Task details: Where the data below has the string "อนแฝงจำเพาะของน", return the whole line.

Records provided:

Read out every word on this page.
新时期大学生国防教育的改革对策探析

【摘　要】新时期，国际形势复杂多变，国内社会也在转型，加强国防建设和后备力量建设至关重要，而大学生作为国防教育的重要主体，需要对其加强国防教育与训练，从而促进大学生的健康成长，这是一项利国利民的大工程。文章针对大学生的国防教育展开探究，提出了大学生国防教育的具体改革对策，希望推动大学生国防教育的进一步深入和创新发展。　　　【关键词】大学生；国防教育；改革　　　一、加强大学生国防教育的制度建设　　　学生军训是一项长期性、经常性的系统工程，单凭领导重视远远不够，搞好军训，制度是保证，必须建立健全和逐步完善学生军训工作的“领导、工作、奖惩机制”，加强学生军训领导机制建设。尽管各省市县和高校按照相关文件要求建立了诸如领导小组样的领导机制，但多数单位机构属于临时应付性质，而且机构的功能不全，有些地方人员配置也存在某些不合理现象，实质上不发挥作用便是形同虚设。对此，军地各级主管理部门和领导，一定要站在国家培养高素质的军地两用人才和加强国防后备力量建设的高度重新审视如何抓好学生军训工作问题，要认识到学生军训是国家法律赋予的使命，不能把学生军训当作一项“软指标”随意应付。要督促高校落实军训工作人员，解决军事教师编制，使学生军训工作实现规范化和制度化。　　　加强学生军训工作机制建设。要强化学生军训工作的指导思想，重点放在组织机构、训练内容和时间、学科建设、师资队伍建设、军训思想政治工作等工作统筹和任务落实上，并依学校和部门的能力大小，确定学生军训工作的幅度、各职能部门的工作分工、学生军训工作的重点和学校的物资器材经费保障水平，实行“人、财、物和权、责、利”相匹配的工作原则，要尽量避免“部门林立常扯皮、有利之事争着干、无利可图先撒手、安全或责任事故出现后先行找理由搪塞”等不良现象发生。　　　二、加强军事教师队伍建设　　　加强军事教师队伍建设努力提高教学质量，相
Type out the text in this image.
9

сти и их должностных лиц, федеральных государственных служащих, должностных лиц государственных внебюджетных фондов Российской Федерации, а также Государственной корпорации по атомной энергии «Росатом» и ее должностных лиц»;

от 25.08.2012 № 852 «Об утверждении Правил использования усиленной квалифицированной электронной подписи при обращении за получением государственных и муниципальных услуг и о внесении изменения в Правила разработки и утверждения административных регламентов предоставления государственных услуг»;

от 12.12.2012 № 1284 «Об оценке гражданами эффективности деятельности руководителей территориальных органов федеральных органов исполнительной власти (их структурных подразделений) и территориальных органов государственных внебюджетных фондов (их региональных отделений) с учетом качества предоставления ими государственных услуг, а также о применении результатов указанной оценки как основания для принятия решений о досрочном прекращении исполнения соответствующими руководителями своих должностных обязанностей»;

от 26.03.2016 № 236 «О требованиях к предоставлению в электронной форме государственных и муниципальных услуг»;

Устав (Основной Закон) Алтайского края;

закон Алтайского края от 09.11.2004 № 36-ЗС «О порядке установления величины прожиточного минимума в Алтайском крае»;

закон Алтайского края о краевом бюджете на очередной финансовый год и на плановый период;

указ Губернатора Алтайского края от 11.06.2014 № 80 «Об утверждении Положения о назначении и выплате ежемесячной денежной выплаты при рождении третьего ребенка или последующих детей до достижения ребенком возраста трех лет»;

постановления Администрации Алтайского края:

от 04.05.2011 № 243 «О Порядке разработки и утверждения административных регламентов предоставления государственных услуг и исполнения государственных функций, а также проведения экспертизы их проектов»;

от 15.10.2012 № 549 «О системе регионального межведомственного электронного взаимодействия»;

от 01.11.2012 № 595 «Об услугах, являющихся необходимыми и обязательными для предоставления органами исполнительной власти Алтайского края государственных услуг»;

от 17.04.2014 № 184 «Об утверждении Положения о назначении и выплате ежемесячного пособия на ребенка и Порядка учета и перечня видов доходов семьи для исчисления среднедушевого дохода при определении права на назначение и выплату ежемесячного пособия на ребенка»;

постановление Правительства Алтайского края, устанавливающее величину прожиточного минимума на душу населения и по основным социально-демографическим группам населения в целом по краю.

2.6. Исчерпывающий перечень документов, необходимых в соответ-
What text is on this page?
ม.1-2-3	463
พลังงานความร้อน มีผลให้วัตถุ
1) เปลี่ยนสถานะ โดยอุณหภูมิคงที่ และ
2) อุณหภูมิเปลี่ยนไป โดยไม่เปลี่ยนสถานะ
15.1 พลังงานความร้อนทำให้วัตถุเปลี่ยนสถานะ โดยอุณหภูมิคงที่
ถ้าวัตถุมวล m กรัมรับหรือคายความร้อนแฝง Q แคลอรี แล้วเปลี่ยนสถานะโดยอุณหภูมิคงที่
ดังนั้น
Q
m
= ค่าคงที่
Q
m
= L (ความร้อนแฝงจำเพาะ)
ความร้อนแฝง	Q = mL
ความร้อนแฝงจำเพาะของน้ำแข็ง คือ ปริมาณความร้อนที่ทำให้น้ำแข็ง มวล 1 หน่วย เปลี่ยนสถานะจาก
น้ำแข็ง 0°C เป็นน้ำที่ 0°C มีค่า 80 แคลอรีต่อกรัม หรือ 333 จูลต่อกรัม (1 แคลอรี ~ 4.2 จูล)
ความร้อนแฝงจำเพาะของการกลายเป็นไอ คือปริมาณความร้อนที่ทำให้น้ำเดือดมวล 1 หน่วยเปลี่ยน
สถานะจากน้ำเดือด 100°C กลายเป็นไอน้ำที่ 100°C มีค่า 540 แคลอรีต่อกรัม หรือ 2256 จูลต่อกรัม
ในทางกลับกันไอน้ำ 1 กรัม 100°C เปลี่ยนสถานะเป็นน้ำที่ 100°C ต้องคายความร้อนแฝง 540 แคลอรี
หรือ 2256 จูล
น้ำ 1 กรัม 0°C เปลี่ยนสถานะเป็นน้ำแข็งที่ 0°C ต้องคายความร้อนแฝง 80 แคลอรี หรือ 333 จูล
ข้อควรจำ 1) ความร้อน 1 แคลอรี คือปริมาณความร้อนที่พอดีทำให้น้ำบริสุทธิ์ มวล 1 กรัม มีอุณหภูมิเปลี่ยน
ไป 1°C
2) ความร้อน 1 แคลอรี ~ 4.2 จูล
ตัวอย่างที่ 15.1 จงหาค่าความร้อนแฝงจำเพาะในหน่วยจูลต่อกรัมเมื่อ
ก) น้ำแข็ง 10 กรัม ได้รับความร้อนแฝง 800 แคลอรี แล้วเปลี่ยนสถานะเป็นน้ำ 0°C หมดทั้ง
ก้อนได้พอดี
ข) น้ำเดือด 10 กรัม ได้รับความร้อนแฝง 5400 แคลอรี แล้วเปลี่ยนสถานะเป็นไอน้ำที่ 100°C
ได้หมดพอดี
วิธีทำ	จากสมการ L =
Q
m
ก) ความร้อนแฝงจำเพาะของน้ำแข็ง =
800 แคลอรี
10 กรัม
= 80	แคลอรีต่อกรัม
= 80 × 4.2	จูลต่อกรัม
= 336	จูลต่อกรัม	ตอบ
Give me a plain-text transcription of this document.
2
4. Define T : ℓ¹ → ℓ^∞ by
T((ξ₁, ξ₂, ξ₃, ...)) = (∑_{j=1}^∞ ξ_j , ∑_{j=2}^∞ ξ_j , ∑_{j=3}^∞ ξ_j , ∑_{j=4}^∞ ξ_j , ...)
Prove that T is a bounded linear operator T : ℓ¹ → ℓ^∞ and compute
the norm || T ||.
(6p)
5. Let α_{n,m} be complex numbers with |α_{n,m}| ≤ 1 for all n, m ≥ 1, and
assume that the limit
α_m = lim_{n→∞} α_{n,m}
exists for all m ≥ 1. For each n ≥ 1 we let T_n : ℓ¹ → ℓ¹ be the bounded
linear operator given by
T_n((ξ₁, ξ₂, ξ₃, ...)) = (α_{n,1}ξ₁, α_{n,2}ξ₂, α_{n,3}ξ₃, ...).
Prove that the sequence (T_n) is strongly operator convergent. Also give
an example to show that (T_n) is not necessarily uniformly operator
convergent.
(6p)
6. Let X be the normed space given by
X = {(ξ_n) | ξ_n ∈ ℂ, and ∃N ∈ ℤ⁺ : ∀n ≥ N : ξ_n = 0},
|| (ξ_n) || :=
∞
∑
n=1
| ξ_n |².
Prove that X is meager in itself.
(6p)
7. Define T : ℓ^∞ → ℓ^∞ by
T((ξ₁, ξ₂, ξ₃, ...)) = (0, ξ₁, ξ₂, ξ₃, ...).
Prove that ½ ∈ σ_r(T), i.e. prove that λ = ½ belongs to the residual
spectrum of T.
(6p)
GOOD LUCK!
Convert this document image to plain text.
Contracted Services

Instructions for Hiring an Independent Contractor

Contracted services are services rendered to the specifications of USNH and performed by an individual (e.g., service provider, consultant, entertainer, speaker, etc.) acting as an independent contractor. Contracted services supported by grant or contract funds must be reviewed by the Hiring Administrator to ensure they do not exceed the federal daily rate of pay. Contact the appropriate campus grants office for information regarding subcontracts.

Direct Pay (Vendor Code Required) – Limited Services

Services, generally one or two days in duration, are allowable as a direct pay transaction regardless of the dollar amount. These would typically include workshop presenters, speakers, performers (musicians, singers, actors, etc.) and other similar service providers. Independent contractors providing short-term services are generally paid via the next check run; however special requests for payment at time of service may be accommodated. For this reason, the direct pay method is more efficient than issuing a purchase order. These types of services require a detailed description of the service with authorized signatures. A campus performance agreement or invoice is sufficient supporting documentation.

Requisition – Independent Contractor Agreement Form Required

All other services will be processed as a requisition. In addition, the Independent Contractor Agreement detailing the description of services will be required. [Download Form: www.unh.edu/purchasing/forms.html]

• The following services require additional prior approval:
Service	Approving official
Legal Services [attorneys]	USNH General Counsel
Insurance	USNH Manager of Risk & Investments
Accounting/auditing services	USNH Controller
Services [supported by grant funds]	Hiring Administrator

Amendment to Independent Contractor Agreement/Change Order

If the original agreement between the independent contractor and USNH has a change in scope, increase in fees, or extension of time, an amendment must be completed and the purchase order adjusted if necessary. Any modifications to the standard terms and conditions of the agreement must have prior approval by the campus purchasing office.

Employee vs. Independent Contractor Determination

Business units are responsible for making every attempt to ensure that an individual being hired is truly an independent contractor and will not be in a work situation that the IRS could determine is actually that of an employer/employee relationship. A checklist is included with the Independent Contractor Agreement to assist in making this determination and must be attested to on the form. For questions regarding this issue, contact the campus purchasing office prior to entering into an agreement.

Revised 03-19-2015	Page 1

Exercise response:
ความร้อนแฝงจำเพาะของน้ำแข็ง คือ ปริมาณความร้อนที่ทำให้น้ำแข็ง มวล 1 หน่วย เปลี่ยนสถานะจาก
ก) ความร้อนแฝงจำเพาะของน้ำแข็ง =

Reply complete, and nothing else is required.